◆ AIM: Every entry must be repeated exactly. Exclude all pictures.

[Extracted records]
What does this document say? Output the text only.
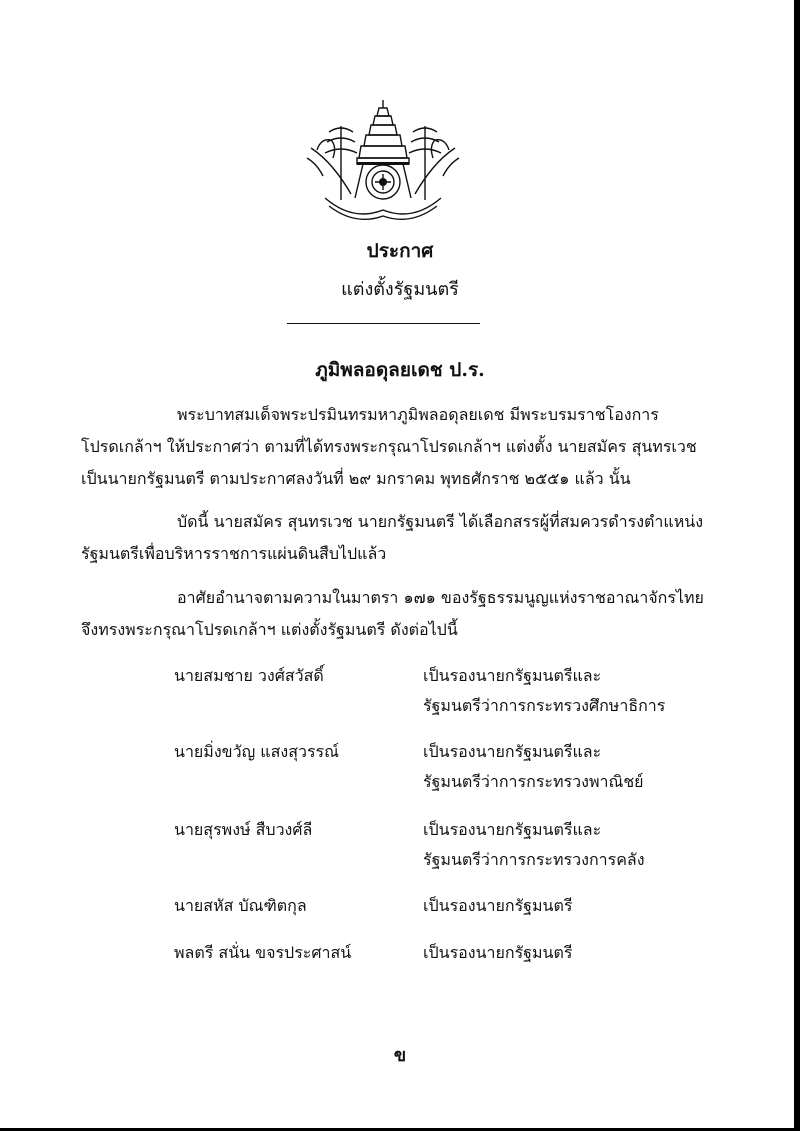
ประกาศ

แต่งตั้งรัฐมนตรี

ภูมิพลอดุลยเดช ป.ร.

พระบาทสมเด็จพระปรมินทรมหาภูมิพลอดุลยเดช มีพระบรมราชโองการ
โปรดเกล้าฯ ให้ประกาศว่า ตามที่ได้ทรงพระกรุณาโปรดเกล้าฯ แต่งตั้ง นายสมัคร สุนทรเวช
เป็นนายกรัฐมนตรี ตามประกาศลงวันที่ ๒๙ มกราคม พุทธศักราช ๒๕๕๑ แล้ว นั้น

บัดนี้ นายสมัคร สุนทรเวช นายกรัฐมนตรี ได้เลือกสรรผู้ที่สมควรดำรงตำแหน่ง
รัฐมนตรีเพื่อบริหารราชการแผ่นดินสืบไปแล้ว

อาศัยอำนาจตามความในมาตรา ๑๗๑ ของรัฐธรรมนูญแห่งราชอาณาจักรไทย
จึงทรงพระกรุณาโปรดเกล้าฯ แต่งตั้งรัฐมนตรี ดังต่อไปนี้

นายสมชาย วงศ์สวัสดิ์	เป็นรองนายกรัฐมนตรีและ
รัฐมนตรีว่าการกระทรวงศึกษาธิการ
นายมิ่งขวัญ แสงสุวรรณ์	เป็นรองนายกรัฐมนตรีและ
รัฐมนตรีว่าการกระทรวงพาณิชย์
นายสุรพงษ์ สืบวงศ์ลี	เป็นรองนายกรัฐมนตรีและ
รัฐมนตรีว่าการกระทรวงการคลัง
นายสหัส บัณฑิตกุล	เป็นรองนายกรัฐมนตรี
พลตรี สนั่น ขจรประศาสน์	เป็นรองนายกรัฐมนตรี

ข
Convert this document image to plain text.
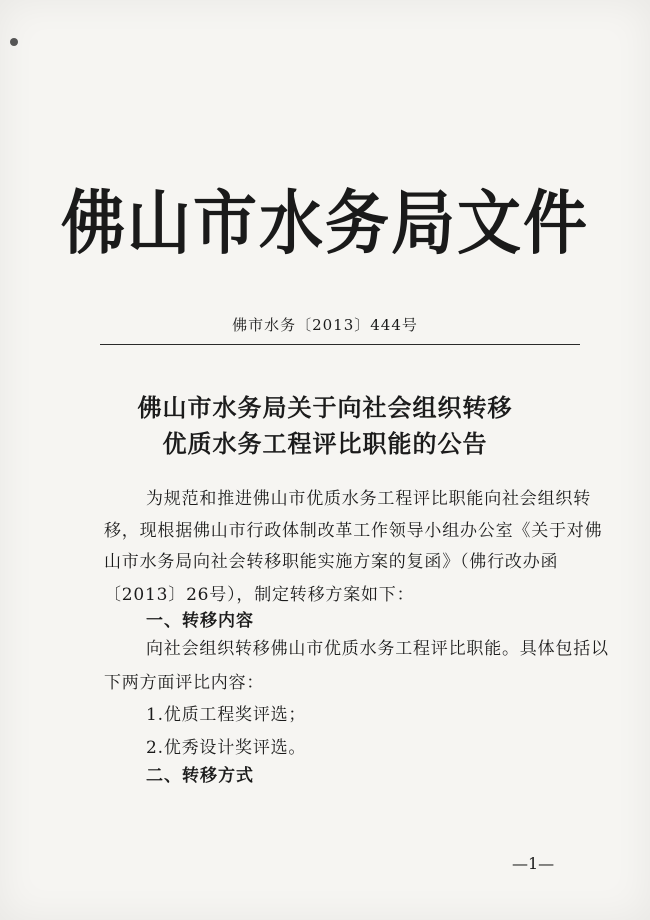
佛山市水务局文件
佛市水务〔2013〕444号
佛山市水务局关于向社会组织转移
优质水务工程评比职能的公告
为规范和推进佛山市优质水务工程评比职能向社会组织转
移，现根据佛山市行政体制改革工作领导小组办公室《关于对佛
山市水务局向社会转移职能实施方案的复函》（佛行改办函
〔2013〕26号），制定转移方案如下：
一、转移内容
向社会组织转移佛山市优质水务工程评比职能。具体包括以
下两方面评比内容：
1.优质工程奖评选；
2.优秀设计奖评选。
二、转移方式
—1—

◆ OUTPUT OF THE EXERCISE:
What does this document say? Output the text only.
ประกาศ

แต่งตั้งรัฐมนตรี

ภูมิพลอดุลยเดช ป.ร.

พระบาทสมเด็จพระปรมินทรมหาภูมิพลอดุลยเดช มีพระบรมราชโองการ
โปรดเกล้าฯ ให้ประกาศว่า ตามที่ได้ทรงพระกรุณาโปรดเกล้าฯ แต่งตั้ง นายสมัคร สุนทรเวช
เป็นนายกรัฐมนตรี ตามประกาศลงวันที่ ๒๙ มกราคม พุทธศักราช ๒๕๕๑ แล้ว นั้น

บัดนี้ นายสมัคร สุนทรเวช นายกรัฐมนตรี ได้เลือกสรรผู้ที่สมควรดำรงตำแหน่ง
รัฐมนตรีเพื่อบริหารราชการแผ่นดินสืบไปแล้ว

อาศัยอำนาจตามความในมาตรา ๑๗๑ ของรัฐธรรมนูญแห่งราชอาณาจักรไทย
จึงทรงพระกรุณาโปรดเกล้าฯ แต่งตั้งรัฐมนตรี ดังต่อไปนี้

นายสมชาย วงศ์สวัสดิ์	เป็นรองนายกรัฐมนตรีและ
รัฐมนตรีว่าการกระทรวงศึกษาธิการ
นายมิ่งขวัญ แสงสุวรรณ์	เป็นรองนายกรัฐมนตรีและ
รัฐมนตรีว่าการกระทรวงพาณิชย์
นายสุรพงษ์ สืบวงศ์ลี	เป็นรองนายกรัฐมนตรีและ
รัฐมนตรีว่าการกระทรวงการคลัง
นายสหัส บัณฑิตกุล	เป็นรองนายกรัฐมนตรี
พลตรี สนั่น ขจรประศาสน์	เป็นรองนายกรัฐมนตรี

ข
Convert this document image to plain text.
佛山市水务局文件
佛市水务〔2013〕444号
佛山市水务局关于向社会组织转移
优质水务工程评比职能的公告
为规范和推进佛山市优质水务工程评比职能向社会组织转
移，现根据佛山市行政体制改革工作领导小组办公室《关于对佛
山市水务局向社会转移职能实施方案的复函》（佛行改办函
〔2013〕26号），制定转移方案如下：
一、转移内容
向社会组织转移佛山市优质水务工程评比职能。具体包括以
下两方面评比内容：
1.优质工程奖评选；
2.优秀设计奖评选。
二、转移方式
—1—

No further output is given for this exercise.